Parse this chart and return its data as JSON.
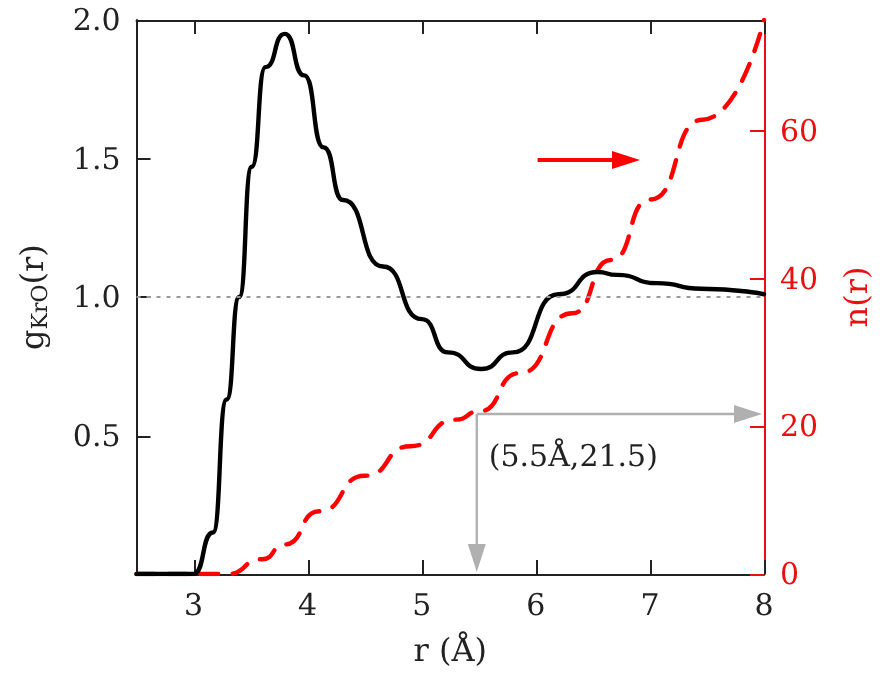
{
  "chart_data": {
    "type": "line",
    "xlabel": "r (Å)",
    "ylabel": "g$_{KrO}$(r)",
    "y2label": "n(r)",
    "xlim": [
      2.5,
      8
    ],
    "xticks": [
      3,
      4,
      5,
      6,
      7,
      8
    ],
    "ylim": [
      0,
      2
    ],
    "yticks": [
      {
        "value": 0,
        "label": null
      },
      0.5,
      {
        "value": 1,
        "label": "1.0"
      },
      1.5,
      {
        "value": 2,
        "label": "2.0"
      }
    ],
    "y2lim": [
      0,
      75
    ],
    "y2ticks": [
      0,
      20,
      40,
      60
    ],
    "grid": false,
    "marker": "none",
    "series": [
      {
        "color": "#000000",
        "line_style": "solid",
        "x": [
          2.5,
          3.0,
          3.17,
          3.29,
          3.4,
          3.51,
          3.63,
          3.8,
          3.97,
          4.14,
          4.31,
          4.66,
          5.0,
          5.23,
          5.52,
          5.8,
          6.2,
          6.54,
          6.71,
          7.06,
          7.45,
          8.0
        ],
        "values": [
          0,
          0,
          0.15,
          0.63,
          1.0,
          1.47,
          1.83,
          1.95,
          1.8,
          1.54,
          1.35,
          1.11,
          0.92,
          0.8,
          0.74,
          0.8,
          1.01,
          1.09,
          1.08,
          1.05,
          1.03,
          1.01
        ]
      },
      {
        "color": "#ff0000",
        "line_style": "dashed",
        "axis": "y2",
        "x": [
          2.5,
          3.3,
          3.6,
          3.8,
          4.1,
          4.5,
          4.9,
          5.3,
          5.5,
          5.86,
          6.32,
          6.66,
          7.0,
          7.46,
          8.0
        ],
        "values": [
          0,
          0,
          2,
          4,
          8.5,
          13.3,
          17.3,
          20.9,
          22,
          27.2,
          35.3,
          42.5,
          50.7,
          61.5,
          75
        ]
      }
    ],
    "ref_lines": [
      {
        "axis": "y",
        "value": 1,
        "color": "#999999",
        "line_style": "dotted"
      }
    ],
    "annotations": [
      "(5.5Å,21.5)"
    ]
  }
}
...
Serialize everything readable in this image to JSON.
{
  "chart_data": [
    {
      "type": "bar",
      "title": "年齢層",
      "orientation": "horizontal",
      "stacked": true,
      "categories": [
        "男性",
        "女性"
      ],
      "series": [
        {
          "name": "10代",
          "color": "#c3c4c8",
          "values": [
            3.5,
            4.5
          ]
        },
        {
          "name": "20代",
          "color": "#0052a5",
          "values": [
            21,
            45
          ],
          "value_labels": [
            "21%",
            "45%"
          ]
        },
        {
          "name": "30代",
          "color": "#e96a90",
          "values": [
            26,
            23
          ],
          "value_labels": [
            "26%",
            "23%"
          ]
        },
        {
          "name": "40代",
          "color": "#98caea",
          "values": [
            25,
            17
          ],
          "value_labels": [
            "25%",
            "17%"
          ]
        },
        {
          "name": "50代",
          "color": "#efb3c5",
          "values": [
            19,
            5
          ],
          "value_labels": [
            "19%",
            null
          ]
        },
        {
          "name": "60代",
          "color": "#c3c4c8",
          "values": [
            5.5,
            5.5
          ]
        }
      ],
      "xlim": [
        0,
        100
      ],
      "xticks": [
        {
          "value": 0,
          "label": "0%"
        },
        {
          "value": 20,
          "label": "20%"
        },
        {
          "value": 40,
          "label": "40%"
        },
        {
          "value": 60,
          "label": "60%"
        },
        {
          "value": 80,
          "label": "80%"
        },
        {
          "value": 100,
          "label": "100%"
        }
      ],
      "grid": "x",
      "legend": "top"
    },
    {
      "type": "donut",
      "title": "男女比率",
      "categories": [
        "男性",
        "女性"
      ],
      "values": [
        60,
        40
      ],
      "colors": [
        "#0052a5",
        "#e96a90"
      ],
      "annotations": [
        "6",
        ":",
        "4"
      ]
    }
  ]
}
...
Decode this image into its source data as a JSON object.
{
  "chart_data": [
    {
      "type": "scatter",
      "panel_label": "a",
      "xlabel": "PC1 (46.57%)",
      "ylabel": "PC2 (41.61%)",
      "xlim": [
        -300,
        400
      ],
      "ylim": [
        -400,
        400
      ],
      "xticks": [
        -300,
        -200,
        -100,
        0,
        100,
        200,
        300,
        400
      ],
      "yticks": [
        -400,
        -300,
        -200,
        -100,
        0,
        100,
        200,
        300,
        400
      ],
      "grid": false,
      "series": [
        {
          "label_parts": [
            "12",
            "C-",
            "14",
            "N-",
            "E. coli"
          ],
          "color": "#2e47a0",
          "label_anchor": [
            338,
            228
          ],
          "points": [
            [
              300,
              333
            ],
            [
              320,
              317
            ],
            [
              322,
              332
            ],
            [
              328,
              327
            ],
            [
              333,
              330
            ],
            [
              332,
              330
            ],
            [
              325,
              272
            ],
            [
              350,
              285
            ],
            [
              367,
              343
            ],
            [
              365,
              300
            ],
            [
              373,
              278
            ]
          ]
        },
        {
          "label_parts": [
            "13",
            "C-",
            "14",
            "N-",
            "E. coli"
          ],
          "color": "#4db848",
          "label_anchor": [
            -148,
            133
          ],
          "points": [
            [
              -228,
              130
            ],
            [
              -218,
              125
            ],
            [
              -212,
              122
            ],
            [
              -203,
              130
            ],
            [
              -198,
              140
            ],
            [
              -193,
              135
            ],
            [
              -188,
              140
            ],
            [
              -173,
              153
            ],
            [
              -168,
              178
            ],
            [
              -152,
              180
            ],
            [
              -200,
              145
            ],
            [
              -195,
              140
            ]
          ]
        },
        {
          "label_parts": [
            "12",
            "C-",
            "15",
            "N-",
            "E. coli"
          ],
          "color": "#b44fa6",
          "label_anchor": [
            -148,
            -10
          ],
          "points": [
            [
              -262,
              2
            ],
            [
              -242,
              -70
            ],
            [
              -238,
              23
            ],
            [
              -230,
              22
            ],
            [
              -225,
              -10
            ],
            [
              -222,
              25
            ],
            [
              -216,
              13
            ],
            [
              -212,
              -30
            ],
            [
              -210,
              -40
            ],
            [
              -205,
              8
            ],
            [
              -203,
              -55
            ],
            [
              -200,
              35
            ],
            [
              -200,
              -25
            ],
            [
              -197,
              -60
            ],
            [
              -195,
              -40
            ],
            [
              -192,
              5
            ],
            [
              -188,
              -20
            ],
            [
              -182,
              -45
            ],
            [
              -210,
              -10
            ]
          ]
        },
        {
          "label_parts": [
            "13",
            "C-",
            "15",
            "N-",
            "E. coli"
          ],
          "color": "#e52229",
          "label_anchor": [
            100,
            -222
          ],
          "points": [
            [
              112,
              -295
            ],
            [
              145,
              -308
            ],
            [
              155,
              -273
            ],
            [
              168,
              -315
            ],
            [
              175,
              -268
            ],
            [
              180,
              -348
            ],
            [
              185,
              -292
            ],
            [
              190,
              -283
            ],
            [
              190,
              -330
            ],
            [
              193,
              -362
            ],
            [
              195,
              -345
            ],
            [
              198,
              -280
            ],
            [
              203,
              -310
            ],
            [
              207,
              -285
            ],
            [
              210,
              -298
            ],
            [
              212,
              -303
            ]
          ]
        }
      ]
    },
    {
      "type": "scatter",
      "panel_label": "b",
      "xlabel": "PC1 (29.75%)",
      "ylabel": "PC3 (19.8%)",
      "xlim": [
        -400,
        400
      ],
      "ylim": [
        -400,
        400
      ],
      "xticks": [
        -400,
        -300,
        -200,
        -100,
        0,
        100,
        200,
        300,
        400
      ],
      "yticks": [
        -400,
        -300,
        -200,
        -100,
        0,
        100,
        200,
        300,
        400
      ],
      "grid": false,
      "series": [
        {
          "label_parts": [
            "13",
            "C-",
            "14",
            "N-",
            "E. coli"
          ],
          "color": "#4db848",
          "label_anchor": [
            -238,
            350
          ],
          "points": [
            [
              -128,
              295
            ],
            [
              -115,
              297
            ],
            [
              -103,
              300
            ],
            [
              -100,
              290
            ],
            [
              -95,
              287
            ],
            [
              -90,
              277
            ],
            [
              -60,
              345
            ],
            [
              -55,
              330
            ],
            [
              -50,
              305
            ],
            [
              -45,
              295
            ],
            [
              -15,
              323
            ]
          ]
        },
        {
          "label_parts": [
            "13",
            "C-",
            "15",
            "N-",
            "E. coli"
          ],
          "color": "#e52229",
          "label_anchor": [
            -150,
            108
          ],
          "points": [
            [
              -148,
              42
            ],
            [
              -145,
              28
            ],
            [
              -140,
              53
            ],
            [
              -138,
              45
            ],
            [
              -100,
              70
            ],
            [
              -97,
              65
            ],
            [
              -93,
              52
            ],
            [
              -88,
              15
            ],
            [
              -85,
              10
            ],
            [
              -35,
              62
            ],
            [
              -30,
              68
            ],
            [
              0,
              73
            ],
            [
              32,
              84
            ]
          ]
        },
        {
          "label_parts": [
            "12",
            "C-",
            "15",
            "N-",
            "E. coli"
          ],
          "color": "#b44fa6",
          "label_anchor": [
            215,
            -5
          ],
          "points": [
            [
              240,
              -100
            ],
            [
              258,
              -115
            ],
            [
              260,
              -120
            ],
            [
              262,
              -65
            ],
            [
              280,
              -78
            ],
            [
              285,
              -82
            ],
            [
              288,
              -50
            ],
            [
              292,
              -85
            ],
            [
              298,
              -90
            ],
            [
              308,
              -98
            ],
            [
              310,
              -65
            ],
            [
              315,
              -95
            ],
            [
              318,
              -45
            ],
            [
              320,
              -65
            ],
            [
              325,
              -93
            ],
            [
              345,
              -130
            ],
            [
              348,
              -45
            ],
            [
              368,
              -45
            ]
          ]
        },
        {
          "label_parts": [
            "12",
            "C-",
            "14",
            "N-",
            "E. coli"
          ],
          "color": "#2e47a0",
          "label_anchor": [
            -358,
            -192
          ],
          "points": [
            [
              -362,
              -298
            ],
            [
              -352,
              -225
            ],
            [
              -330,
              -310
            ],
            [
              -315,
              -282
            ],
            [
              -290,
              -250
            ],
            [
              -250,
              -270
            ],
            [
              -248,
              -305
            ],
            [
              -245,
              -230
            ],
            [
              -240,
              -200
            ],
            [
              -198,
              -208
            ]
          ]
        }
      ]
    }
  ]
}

> EXERCISE BRIEF
Return each line among the entries that holds the word "ylabel".

> SOLUTION TO THE EXERCISE
    "ylabel": "g$_{KrO}$(r)",
      "ylabel": "PC2 (41.61%)",
      "ylabel": "PC3 (19.8%)",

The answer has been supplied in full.